==== AVAILABLE RECORDS

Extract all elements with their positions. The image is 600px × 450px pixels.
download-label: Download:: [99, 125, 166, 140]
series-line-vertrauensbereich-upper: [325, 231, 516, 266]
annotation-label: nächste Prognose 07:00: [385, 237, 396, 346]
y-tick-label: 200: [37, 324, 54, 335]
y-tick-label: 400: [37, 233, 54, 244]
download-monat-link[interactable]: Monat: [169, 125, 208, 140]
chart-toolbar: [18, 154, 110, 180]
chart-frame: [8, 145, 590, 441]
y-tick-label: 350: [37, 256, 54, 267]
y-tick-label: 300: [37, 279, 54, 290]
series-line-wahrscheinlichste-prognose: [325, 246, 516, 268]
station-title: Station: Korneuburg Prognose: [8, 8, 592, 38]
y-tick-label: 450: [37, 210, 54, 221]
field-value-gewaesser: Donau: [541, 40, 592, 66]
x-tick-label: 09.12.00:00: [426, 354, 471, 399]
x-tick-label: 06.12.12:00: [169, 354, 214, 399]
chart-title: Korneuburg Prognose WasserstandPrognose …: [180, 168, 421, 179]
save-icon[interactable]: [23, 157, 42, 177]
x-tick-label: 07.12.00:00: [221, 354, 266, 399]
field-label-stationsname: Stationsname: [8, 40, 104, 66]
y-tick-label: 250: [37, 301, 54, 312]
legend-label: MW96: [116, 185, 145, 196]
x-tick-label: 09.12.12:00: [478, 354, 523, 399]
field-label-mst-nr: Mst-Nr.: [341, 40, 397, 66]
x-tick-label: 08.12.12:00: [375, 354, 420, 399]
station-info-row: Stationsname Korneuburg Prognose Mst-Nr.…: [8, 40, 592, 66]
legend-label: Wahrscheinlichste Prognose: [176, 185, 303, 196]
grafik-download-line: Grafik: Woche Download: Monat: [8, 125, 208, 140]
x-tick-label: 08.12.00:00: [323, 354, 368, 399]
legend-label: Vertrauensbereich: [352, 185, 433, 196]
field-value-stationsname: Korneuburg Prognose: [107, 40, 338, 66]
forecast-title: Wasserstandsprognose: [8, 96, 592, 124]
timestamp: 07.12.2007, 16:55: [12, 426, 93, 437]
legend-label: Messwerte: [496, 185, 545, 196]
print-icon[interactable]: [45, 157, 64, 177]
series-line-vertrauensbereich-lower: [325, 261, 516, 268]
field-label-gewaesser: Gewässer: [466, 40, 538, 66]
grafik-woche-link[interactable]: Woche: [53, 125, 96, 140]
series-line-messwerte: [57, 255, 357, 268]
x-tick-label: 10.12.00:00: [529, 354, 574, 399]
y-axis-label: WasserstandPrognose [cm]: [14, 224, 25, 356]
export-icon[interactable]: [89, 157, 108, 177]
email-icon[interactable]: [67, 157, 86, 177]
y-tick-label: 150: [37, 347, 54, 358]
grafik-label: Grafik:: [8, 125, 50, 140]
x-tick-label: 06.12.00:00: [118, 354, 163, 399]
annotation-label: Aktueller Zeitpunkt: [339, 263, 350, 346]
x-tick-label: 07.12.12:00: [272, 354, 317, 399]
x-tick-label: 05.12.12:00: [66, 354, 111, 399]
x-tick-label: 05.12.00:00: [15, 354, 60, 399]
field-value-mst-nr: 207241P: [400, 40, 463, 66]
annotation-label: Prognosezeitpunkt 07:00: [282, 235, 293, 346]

========

TASK DIRECTIONS. Copy the rows word for word, starting at the very first line and ending with the line that contains "y-tick-label: 400: [37, 233, 54, 244]", both included.

FULL OUTPUT.
Extract all elements with their positions. The image is 600px × 450px pixels.
download-label: Download:: [99, 125, 166, 140]
series-line-vertrauensbereich-upper: [325, 231, 516, 266]
annotation-label: nächste Prognose 07:00: [385, 237, 396, 346]
y-tick-label: 200: [37, 324, 54, 335]
y-tick-label: 400: [37, 233, 54, 244]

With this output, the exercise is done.